• _Task brief_: Work out how many lines hold the string "разрезе". Give that number and nothing more.

Collection entries:
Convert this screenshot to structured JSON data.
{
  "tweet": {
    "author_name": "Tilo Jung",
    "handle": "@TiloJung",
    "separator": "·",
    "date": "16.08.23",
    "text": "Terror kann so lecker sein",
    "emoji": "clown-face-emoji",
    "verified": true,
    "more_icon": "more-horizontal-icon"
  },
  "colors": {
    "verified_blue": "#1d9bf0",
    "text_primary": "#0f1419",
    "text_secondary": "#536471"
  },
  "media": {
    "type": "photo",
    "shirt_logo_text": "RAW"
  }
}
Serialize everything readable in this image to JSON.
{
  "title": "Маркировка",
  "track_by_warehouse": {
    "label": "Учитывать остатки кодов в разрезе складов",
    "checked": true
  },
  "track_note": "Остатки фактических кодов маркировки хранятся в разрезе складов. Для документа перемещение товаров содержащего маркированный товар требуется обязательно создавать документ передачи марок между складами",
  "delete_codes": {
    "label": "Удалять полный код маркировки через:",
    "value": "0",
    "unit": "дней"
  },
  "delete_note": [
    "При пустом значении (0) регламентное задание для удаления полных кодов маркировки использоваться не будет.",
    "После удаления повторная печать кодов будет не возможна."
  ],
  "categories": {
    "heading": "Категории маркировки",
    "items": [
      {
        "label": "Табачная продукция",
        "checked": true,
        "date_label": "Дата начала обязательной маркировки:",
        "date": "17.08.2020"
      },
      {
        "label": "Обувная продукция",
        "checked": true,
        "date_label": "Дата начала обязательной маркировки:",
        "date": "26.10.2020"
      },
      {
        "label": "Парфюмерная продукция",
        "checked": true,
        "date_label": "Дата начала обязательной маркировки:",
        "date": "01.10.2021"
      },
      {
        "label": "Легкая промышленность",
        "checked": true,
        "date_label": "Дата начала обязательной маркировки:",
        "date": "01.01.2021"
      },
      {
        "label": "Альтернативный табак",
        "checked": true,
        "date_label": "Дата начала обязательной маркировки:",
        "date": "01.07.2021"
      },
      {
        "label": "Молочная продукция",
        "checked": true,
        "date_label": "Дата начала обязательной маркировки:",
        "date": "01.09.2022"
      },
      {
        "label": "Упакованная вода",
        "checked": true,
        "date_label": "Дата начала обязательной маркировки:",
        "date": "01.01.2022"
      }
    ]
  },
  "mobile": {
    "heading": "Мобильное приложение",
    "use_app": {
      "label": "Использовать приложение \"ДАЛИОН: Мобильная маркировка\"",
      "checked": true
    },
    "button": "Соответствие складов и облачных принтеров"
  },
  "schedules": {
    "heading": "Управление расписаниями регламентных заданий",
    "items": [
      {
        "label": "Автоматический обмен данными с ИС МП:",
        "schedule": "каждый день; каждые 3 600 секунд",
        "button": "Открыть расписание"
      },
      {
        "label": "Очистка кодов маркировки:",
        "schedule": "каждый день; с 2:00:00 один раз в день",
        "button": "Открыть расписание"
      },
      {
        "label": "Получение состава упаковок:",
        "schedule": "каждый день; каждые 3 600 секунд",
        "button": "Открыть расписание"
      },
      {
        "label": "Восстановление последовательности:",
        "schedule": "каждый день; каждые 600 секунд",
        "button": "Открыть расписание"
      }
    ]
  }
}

• _Complete output_: 2